Problem = Restate the listing that follows word for word, without its pictures.

(Stored data entries)

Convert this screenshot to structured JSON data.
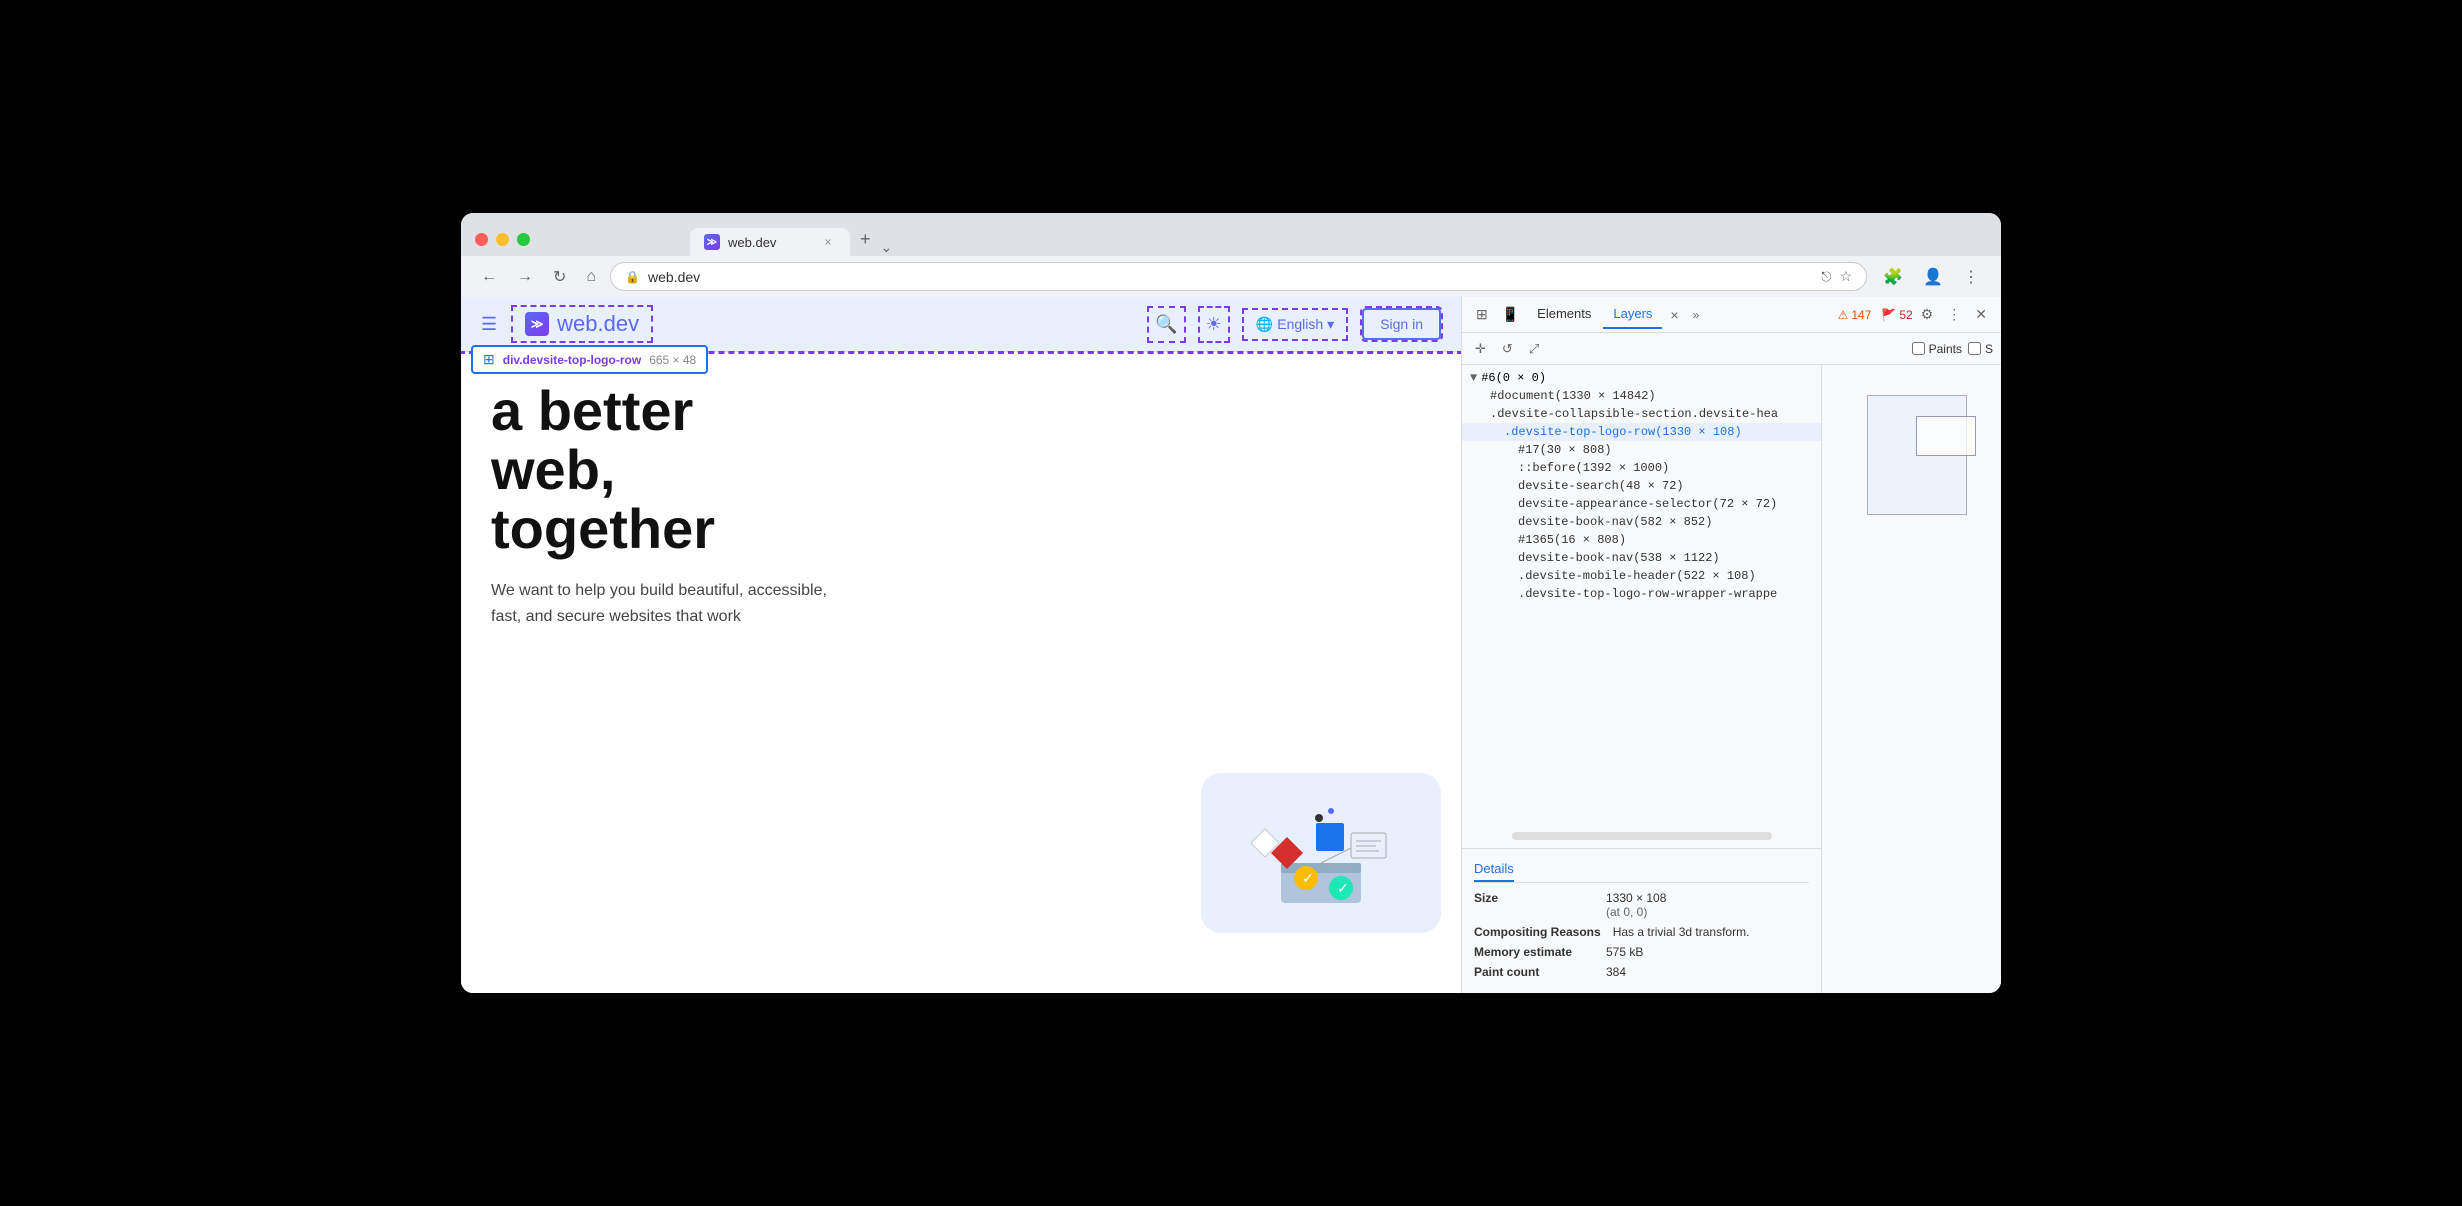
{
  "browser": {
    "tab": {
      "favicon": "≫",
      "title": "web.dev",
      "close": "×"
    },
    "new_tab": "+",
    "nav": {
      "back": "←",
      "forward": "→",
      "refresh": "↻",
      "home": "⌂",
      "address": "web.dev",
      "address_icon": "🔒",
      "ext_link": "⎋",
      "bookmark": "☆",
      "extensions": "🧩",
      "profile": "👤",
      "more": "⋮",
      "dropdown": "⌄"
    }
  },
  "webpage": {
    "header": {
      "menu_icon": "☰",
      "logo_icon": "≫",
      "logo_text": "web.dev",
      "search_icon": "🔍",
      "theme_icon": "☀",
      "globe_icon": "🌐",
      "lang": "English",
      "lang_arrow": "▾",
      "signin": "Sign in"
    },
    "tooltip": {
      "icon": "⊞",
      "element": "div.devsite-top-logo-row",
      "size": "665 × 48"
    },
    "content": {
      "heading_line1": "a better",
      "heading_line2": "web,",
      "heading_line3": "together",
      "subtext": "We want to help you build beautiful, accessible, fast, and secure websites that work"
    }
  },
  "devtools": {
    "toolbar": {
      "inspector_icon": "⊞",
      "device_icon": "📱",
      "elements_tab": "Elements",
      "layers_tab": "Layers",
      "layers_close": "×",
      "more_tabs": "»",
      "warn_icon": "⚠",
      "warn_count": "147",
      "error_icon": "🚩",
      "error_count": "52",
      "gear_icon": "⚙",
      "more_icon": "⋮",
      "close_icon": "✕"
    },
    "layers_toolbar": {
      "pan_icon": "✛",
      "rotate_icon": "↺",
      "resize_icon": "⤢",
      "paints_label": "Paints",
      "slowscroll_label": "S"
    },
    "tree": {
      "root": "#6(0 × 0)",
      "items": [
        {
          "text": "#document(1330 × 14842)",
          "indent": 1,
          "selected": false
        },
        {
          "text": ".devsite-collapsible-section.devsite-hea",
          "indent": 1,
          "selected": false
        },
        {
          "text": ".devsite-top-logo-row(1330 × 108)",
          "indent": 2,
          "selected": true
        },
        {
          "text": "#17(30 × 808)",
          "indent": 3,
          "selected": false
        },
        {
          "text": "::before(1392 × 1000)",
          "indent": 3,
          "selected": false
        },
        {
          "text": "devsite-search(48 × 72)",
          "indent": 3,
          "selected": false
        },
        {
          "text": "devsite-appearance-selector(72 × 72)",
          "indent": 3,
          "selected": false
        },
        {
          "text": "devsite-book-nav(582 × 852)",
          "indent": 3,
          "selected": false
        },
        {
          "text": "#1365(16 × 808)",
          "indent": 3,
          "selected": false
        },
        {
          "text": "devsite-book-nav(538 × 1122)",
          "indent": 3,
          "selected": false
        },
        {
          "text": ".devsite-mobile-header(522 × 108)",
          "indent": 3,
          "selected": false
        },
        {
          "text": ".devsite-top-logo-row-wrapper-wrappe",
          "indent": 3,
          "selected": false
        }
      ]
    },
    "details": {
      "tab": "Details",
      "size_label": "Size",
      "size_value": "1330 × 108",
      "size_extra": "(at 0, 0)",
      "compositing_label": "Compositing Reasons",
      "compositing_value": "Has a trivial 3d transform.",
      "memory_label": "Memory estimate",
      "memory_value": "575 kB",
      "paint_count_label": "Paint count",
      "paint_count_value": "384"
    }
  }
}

Response to this task =
Convert this screenshot to structured JSON data.
{
  "browser": {
    "tab": {
      "favicon": "≫",
      "title": "web.dev",
      "close": "×"
    },
    "new_tab": "+",
    "nav": {
      "back": "←",
      "forward": "→",
      "refresh": "↻",
      "home": "⌂",
      "address": "web.dev",
      "address_icon": "🔒",
      "ext_link": "⎋",
      "bookmark": "☆",
      "extensions": "🧩",
      "profile": "👤",
      "more": "⋮",
      "dropdown": "⌄"
    }
  },
  "webpage": {
    "header": {
      "menu_icon": "☰",
      "logo_icon": "≫",
      "logo_text": "web.dev",
      "search_icon": "🔍",
      "theme_icon": "☀",
      "globe_icon": "🌐",
      "lang": "English",
      "lang_arrow": "▾",
      "signin": "Sign in"
    },
    "tooltip": {
      "icon": "⊞",
      "element": "div.devsite-top-logo-row",
      "size": "665 × 48"
    },
    "content": {
      "heading_line1": "a better",
      "heading_line2": "web,",
      "heading_line3": "together",
      "subtext": "We want to help you build beautiful, accessible, fast, and secure websites that work"
    }
  },
  "devtools": {
    "toolbar": {
      "inspector_icon": "⊞",
      "device_icon": "📱",
      "elements_tab": "Elements",
      "layers_tab": "Layers",
      "layers_close": "×",
      "more_tabs": "»",
      "warn_icon": "⚠",
      "warn_count": "147",
      "error_icon": "🚩",
      "error_count": "52",
      "gear_icon": "⚙",
      "more_icon": "⋮",
      "close_icon": "✕"
    },
    "layers_toolbar": {
      "pan_icon": "✛",
      "rotate_icon": "↺",
      "resize_icon": "⤢",
      "paints_label": "Paints",
      "slowscroll_label": "S"
    },
    "tree": {
      "root": "#6(0 × 0)",
      "items": [
        {
          "text": "#document(1330 × 14842)",
          "indent": 1,
          "selected": false
        },
        {
          "text": ".devsite-collapsible-section.devsite-hea",
          "indent": 1,
          "selected": false
        },
        {
          "text": ".devsite-top-logo-row(1330 × 108)",
          "indent": 2,
          "selected": true
        },
        {
          "text": "#17(30 × 808)",
          "indent": 3,
          "selected": false
        },
        {
          "text": "::before(1392 × 1000)",
          "indent": 3,
          "selected": false
        },
        {
          "text": "devsite-search(48 × 72)",
          "indent": 3,
          "selected": false
        },
        {
          "text": "devsite-appearance-selector(72 × 72)",
          "indent": 3,
          "selected": false
        },
        {
          "text": "devsite-book-nav(582 × 852)",
          "indent": 3,
          "selected": false
        },
        {
          "text": "#1365(16 × 808)",
          "indent": 3,
          "selected": false
        },
        {
          "text": "devsite-book-nav(538 × 1122)",
          "indent": 3,
          "selected": false
        },
        {
          "text": ".devsite-mobile-header(522 × 108)",
          "indent": 3,
          "selected": false
        },
        {
          "text": ".devsite-top-logo-row-wrapper-wrappe",
          "indent": 3,
          "selected": false
        }
      ]
    },
    "details": {
      "tab": "Details",
      "size_label": "Size",
      "size_value": "1330 × 108",
      "size_extra": "(at 0, 0)",
      "compositing_label": "Compositing Reasons",
      "compositing_value": "Has a trivial 3d transform.",
      "memory_label": "Memory estimate",
      "memory_value": "575 kB",
      "paint_count_label": "Paint count",
      "paint_count_value": "384"
    }
  }
}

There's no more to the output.